**Set problem**
Find all lines in the records that include the word "sections", and copy them out.

++++++++++++++++++++

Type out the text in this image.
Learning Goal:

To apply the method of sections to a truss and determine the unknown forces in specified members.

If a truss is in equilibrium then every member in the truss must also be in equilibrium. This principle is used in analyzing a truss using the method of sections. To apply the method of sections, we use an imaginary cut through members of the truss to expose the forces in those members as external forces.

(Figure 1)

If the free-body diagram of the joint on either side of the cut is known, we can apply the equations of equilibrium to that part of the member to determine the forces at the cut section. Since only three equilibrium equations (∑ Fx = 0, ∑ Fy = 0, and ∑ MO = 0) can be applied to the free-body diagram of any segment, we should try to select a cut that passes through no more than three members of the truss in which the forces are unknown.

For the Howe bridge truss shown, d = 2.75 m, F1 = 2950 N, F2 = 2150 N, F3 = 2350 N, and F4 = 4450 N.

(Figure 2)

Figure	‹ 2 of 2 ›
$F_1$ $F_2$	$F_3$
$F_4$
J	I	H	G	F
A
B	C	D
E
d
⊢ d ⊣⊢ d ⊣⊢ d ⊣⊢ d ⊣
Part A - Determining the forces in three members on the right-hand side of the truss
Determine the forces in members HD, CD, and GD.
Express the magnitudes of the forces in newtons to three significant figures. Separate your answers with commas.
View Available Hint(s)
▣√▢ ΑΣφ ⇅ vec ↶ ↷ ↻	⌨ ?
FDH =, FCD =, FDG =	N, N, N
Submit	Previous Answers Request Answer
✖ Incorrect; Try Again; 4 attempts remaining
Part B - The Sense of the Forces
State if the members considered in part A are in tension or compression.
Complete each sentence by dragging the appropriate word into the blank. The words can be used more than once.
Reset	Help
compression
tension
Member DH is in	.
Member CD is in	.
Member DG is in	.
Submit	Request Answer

++++++++++++++++++++

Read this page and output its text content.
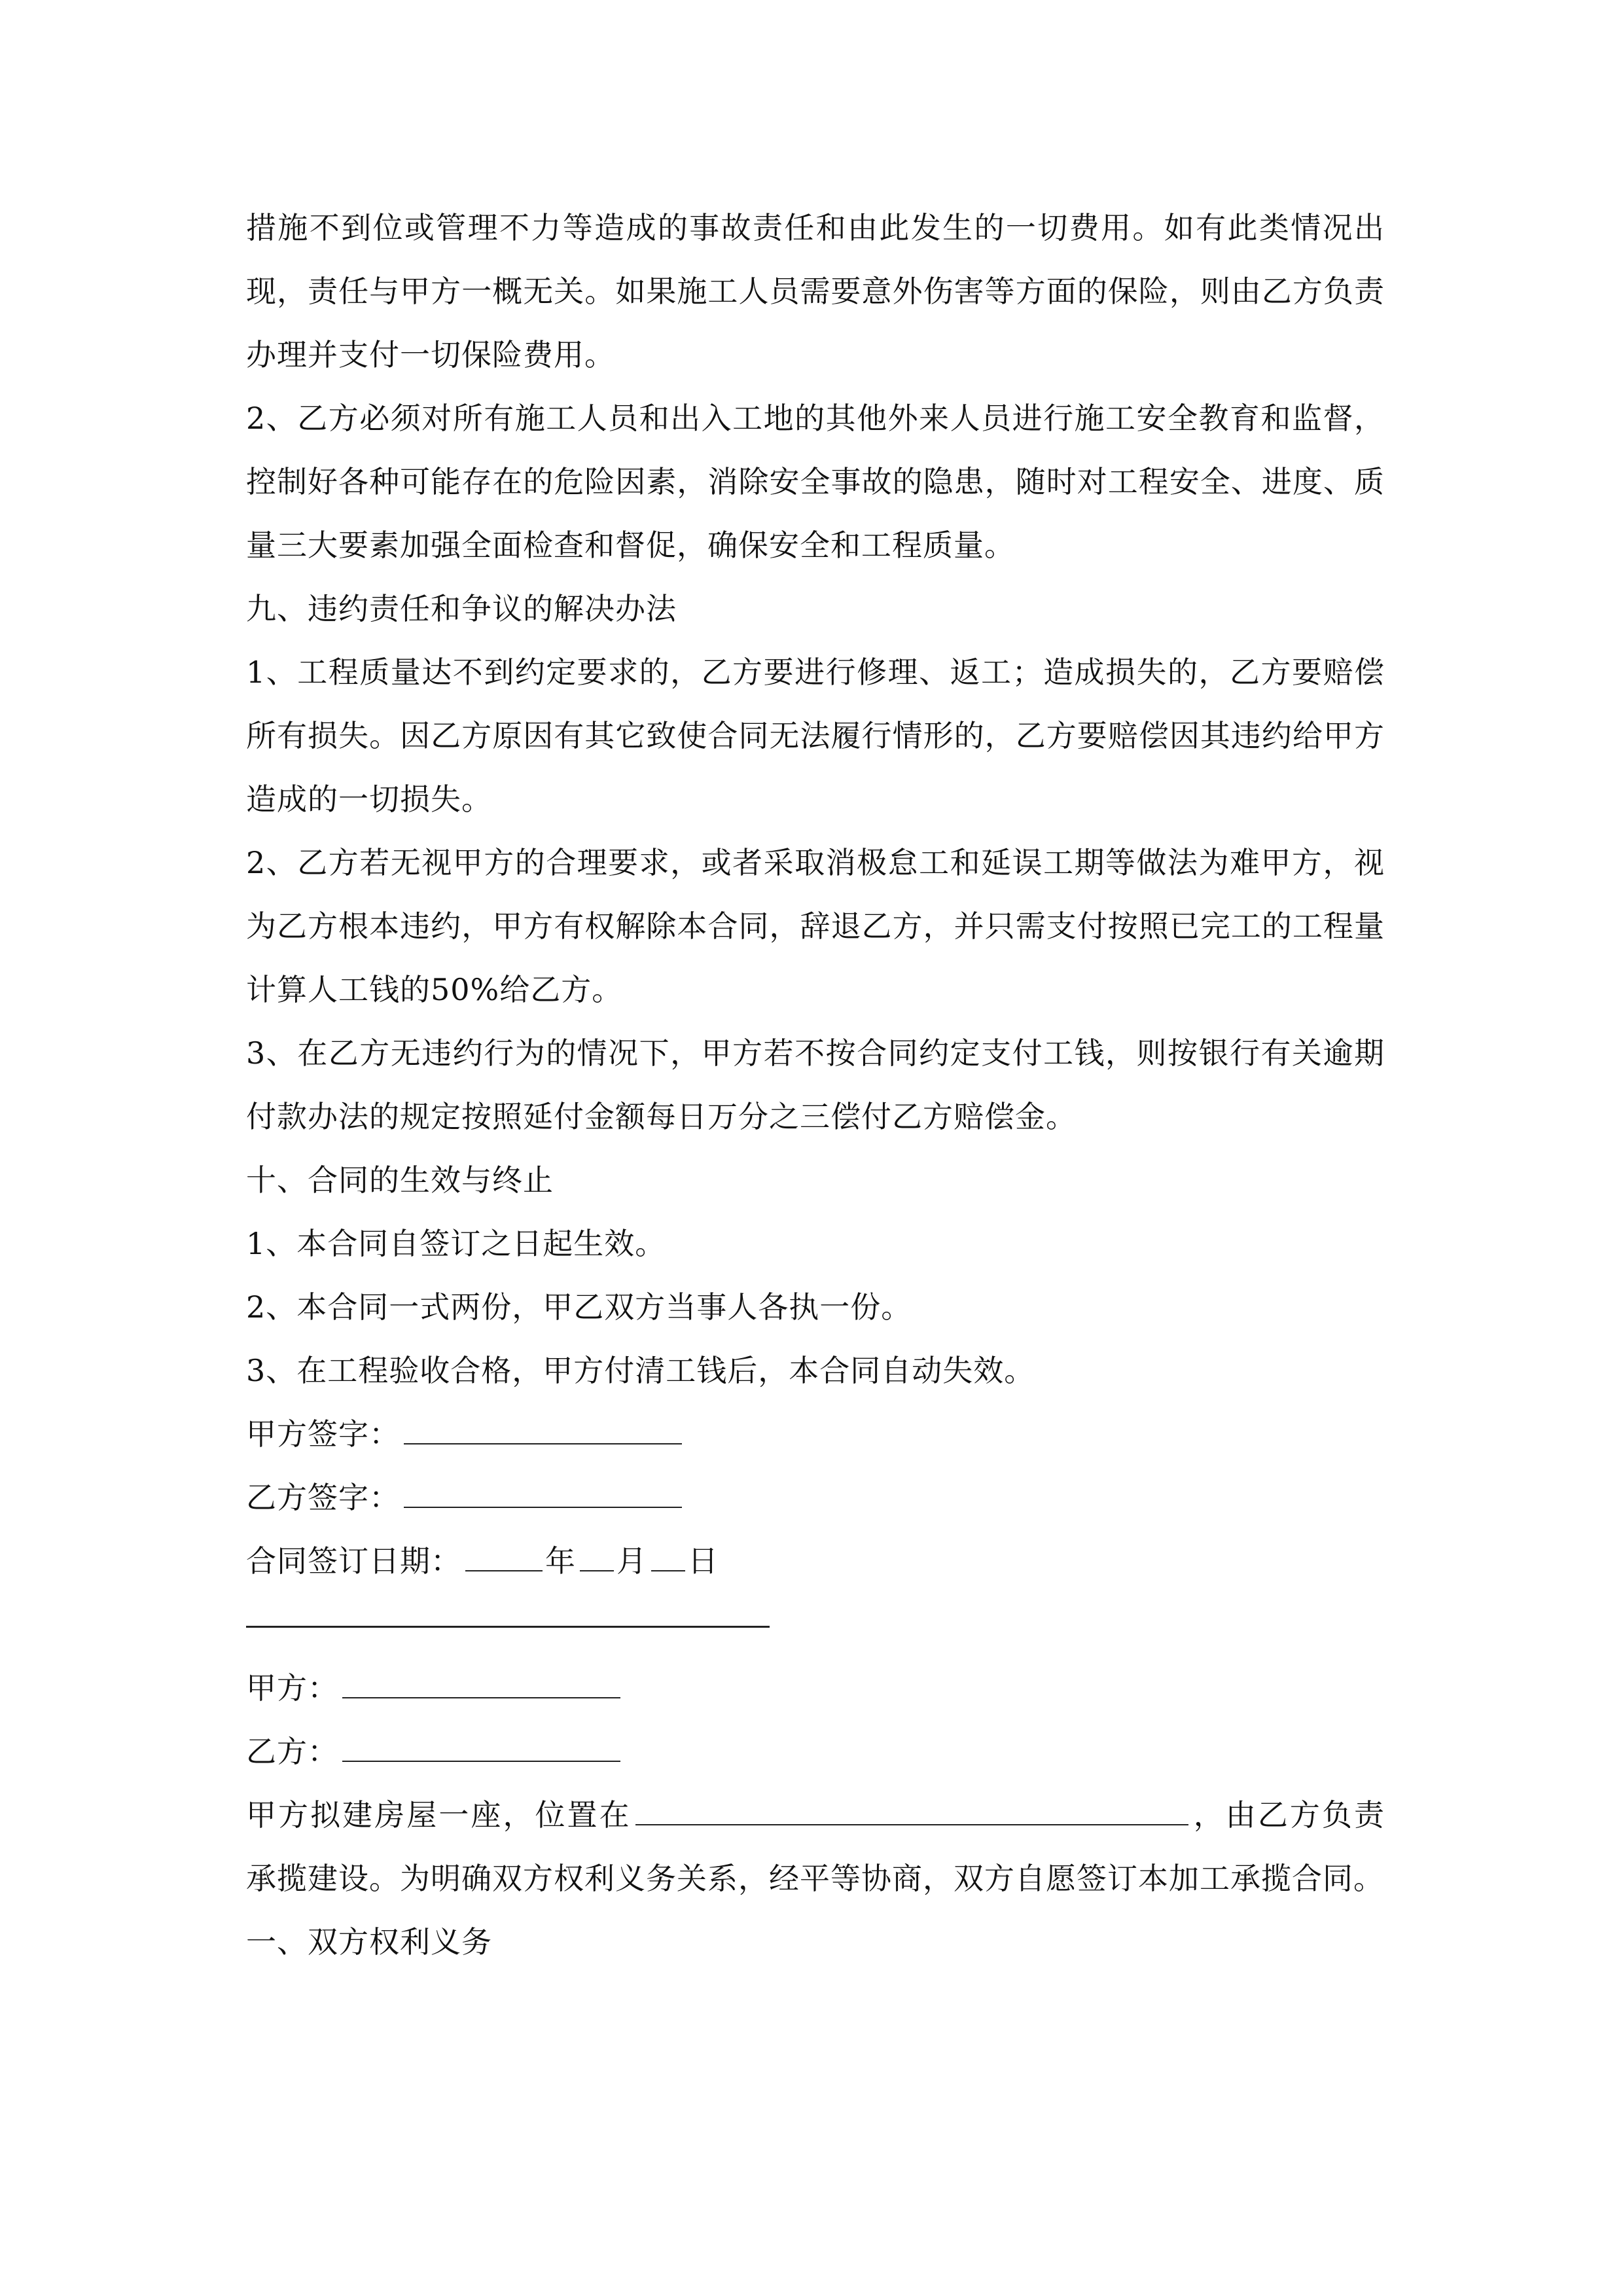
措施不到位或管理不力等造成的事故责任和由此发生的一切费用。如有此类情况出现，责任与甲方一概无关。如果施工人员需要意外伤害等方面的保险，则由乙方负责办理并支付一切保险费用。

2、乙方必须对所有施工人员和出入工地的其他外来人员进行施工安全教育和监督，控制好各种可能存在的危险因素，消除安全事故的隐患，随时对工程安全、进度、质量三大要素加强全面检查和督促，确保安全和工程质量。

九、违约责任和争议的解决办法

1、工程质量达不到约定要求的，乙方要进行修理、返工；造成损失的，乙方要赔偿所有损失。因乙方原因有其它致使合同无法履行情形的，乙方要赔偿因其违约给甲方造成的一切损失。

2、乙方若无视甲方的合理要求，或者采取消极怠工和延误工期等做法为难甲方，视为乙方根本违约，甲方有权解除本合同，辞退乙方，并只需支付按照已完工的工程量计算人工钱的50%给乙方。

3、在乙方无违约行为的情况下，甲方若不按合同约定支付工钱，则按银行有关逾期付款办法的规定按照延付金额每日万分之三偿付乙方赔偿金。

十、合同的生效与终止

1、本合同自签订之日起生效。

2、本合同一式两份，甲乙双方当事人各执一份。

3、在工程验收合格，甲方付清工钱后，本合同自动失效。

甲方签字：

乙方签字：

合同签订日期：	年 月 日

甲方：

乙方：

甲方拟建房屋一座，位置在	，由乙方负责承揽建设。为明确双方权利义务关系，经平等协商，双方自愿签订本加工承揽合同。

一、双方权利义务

++++++++++++++++++++

**Task answer**
To apply the method of sections to a truss and determine the unknown forces in specified members.
If a truss is in equilibrium then every member in the truss must also be in equilibrium. This principle is used in analyzing a truss using the method of sections. To apply the method of sections, we use an imaginary cut through members of the truss to expose the forces in those members as external forces.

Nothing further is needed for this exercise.